**REQUIRED WORK**
Transcribe each of the records below exactly, excluding all pictures.

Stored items
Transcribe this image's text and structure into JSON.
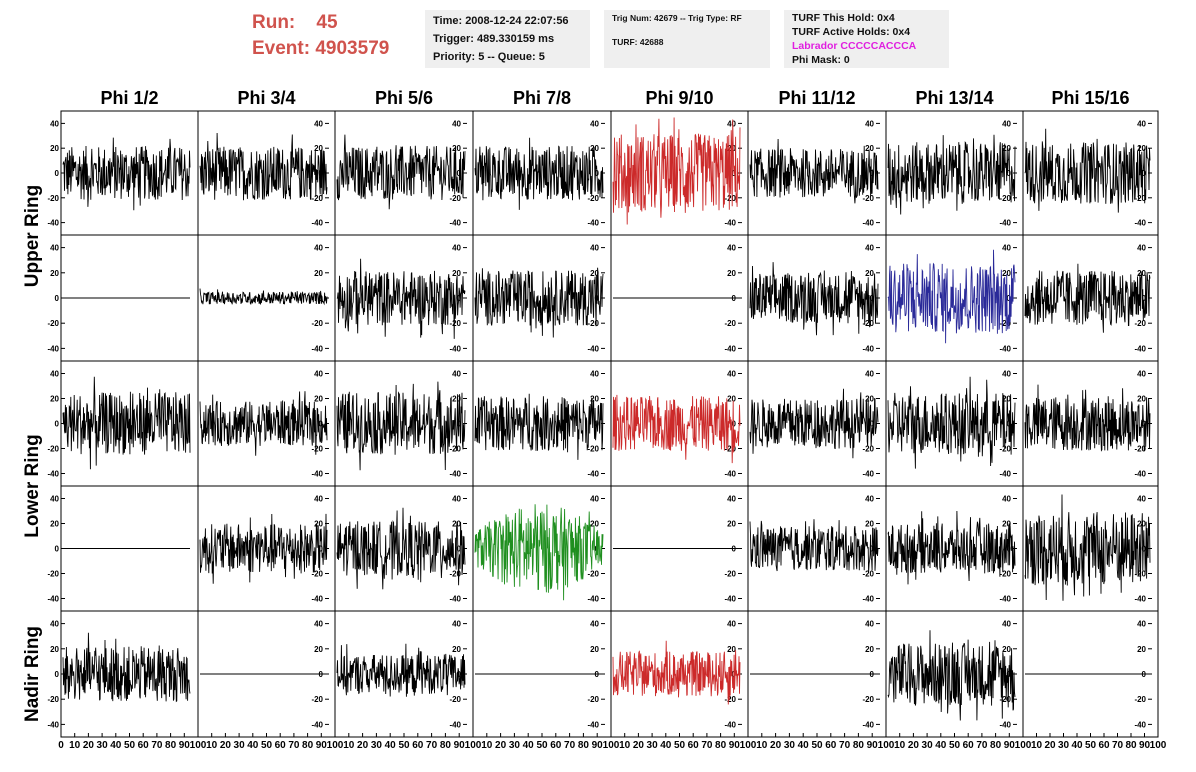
{
  "header": {
    "run_label": "Run:",
    "run_value": "45",
    "event_label": "Event:",
    "event_value": "4903579",
    "time": "Time: 2008-12-24 22:07:56",
    "trigger": "Trigger: 489.330159 ms",
    "priority": "Priority: 5 -- Queue: 5",
    "trig_num": "Trig Num: 42679 -- Trig Type: RF",
    "turf": "TURF: 42688",
    "turf_this_hold": "TURF This Hold: 0x4",
    "turf_active_holds": "TURF Active Holds: 0x4",
    "labrador": "Labrador CCCCCACCCA",
    "phi_mask": "Phi Mask: 0",
    "labrador_color": "#e020e0",
    "run_color": "#d0534d"
  },
  "chart_data": {
    "type": "line",
    "columns": [
      "Phi 1/2",
      "Phi 3/4",
      "Phi 5/6",
      "Phi 7/8",
      "Phi 9/10",
      "Phi 11/12",
      "Phi 13/14",
      "Phi 15/16"
    ],
    "row_groups": [
      {
        "label": "Upper Ring",
        "rows": [
          0,
          1
        ]
      },
      {
        "label": "Lower Ring",
        "rows": [
          2,
          3
        ]
      },
      {
        "label": "Nadir Ring",
        "rows": [
          4
        ]
      }
    ],
    "ylim": [
      -50,
      50
    ],
    "yticks": [
      "40",
      "20",
      "0",
      "-20",
      "-40"
    ],
    "xlim": [
      0,
      100
    ],
    "xticks": [
      "0",
      "10",
      "20",
      "30",
      "40",
      "50",
      "60",
      "70",
      "80",
      "90",
      "100"
    ],
    "colors": {
      "default": "#000000",
      "red": "#cc2a2a",
      "blue": "#2a2a99",
      "green": "#1f8f1f"
    },
    "rows": [
      {
        "panels": [
          {
            "color": "default",
            "amplitude": 22,
            "flat": false
          },
          {
            "color": "default",
            "amplitude": 22,
            "flat": false
          },
          {
            "color": "default",
            "amplitude": 22,
            "flat": false
          },
          {
            "color": "default",
            "amplitude": 22,
            "flat": false
          },
          {
            "color": "red",
            "amplitude": 32,
            "flat": false
          },
          {
            "color": "default",
            "amplitude": 20,
            "flat": false
          },
          {
            "color": "default",
            "amplitude": 25,
            "flat": false
          },
          {
            "color": "default",
            "amplitude": 25,
            "flat": false
          }
        ]
      },
      {
        "panels": [
          {
            "color": "default",
            "amplitude": 0,
            "flat": true
          },
          {
            "color": "default",
            "amplitude": 5,
            "flat": false
          },
          {
            "color": "default",
            "amplitude": 22,
            "flat": false
          },
          {
            "color": "default",
            "amplitude": 22,
            "flat": false
          },
          {
            "color": "default",
            "amplitude": 0,
            "flat": true
          },
          {
            "color": "default",
            "amplitude": 20,
            "flat": false
          },
          {
            "color": "blue",
            "amplitude": 28,
            "flat": false
          },
          {
            "color": "default",
            "amplitude": 22,
            "flat": false
          }
        ]
      },
      {
        "panels": [
          {
            "color": "default",
            "amplitude": 25,
            "flat": false
          },
          {
            "color": "default",
            "amplitude": 18,
            "flat": false
          },
          {
            "color": "default",
            "amplitude": 25,
            "flat": false
          },
          {
            "color": "default",
            "amplitude": 22,
            "flat": false
          },
          {
            "color": "red",
            "amplitude": 22,
            "flat": false
          },
          {
            "color": "default",
            "amplitude": 20,
            "flat": false
          },
          {
            "color": "default",
            "amplitude": 25,
            "flat": false
          },
          {
            "color": "default",
            "amplitude": 22,
            "flat": false
          }
        ]
      },
      {
        "panels": [
          {
            "color": "default",
            "amplitude": 0,
            "flat": true
          },
          {
            "color": "default",
            "amplitude": 20,
            "flat": false
          },
          {
            "color": "default",
            "amplitude": 22,
            "flat": false
          },
          {
            "color": "green",
            "amplitude": 28,
            "flat": false
          },
          {
            "color": "default",
            "amplitude": 0,
            "flat": true
          },
          {
            "color": "default",
            "amplitude": 18,
            "flat": false
          },
          {
            "color": "default",
            "amplitude": 20,
            "flat": false
          },
          {
            "color": "default",
            "amplitude": 30,
            "flat": false
          }
        ]
      },
      {
        "panels": [
          {
            "color": "default",
            "amplitude": 22,
            "flat": false
          },
          {
            "color": "default",
            "amplitude": 0,
            "flat": true
          },
          {
            "color": "default",
            "amplitude": 16,
            "flat": false
          },
          {
            "color": "default",
            "amplitude": 0,
            "flat": true
          },
          {
            "color": "red",
            "amplitude": 18,
            "flat": false
          },
          {
            "color": "default",
            "amplitude": 0,
            "flat": true
          },
          {
            "color": "default",
            "amplitude": 25,
            "flat": false
          },
          {
            "color": "default",
            "amplitude": 0,
            "flat": true
          }
        ]
      }
    ]
  }
}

**EXERCISE SOLUTION**
Transcribe this image's text and structure into JSON.
{
  "header": {
    "run_label": "Run:",
    "run_value": "45",
    "event_label": "Event:",
    "event_value": "4903579",
    "time": "Time: 2008-12-24 22:07:56",
    "trigger": "Trigger: 489.330159 ms",
    "priority": "Priority: 5 -- Queue: 5",
    "trig_num": "Trig Num: 42679 -- Trig Type: RF",
    "turf": "TURF: 42688",
    "turf_this_hold": "TURF This Hold: 0x4",
    "turf_active_holds": "TURF Active Holds: 0x4",
    "labrador": "Labrador CCCCCACCCA",
    "phi_mask": "Phi Mask: 0",
    "labrador_color": "#e020e0",
    "run_color": "#d0534d"
  },
  "chart_data": {
    "type": "line",
    "columns": [
      "Phi 1/2",
      "Phi 3/4",
      "Phi 5/6",
      "Phi 7/8",
      "Phi 9/10",
      "Phi 11/12",
      "Phi 13/14",
      "Phi 15/16"
    ],
    "row_groups": [
      {
        "label": "Upper Ring",
        "rows": [
          0,
          1
        ]
      },
      {
        "label": "Lower Ring",
        "rows": [
          2,
          3
        ]
      },
      {
        "label": "Nadir Ring",
        "rows": [
          4
        ]
      }
    ],
    "ylim": [
      -50,
      50
    ],
    "yticks": [
      "40",
      "20",
      "0",
      "-20",
      "-40"
    ],
    "xlim": [
      0,
      100
    ],
    "xticks": [
      "0",
      "10",
      "20",
      "30",
      "40",
      "50",
      "60",
      "70",
      "80",
      "90",
      "100"
    ],
    "colors": {
      "default": "#000000",
      "red": "#cc2a2a",
      "blue": "#2a2a99",
      "green": "#1f8f1f"
    },
    "rows": [
      {
        "panels": [
          {
            "color": "default",
            "amplitude": 22,
            "flat": false
          },
          {
            "color": "default",
            "amplitude": 22,
            "flat": false
          },
          {
            "color": "default",
            "amplitude": 22,
            "flat": false
          },
          {
            "color": "default",
            "amplitude": 22,
            "flat": false
          },
          {
            "color": "red",
            "amplitude": 32,
            "flat": false
          },
          {
            "color": "default",
            "amplitude": 20,
            "flat": false
          },
          {
            "color": "default",
            "amplitude": 25,
            "flat": false
          },
          {
            "color": "default",
            "amplitude": 25,
            "flat": false
          }
        ]
      },
      {
        "panels": [
          {
            "color": "default",
            "amplitude": 0,
            "flat": true
          },
          {
            "color": "default",
            "amplitude": 5,
            "flat": false
          },
          {
            "color": "default",
            "amplitude": 22,
            "flat": false
          },
          {
            "color": "default",
            "amplitude": 22,
            "flat": false
          },
          {
            "color": "default",
            "amplitude": 0,
            "flat": true
          },
          {
            "color": "default",
            "amplitude": 20,
            "flat": false
          },
          {
            "color": "blue",
            "amplitude": 28,
            "flat": false
          },
          {
            "color": "default",
            "amplitude": 22,
            "flat": false
          }
        ]
      },
      {
        "panels": [
          {
            "color": "default",
            "amplitude": 25,
            "flat": false
          },
          {
            "color": "default",
            "amplitude": 18,
            "flat": false
          },
          {
            "color": "default",
            "amplitude": 25,
            "flat": false
          },
          {
            "color": "default",
            "amplitude": 22,
            "flat": false
          },
          {
            "color": "red",
            "amplitude": 22,
            "flat": false
          },
          {
            "color": "default",
            "amplitude": 20,
            "flat": false
          },
          {
            "color": "default",
            "amplitude": 25,
            "flat": false
          },
          {
            "color": "default",
            "amplitude": 22,
            "flat": false
          }
        ]
      },
      {
        "panels": [
          {
            "color": "default",
            "amplitude": 0,
            "flat": true
          },
          {
            "color": "default",
            "amplitude": 20,
            "flat": false
          },
          {
            "color": "default",
            "amplitude": 22,
            "flat": false
          },
          {
            "color": "green",
            "amplitude": 28,
            "flat": false
          },
          {
            "color": "default",
            "amplitude": 0,
            "flat": true
          },
          {
            "color": "default",
            "amplitude": 18,
            "flat": false
          },
          {
            "color": "default",
            "amplitude": 20,
            "flat": false
          },
          {
            "color": "default",
            "amplitude": 30,
            "flat": false
          }
        ]
      },
      {
        "panels": [
          {
            "color": "default",
            "amplitude": 22,
            "flat": false
          },
          {
            "color": "default",
            "amplitude": 0,
            "flat": true
          },
          {
            "color": "default",
            "amplitude": 16,
            "flat": false
          },
          {
            "color": "default",
            "amplitude": 0,
            "flat": true
          },
          {
            "color": "red",
            "amplitude": 18,
            "flat": false
          },
          {
            "color": "default",
            "amplitude": 0,
            "flat": true
          },
          {
            "color": "default",
            "amplitude": 25,
            "flat": false
          },
          {
            "color": "default",
            "amplitude": 0,
            "flat": true
          }
        ]
      }
    ]
  }
}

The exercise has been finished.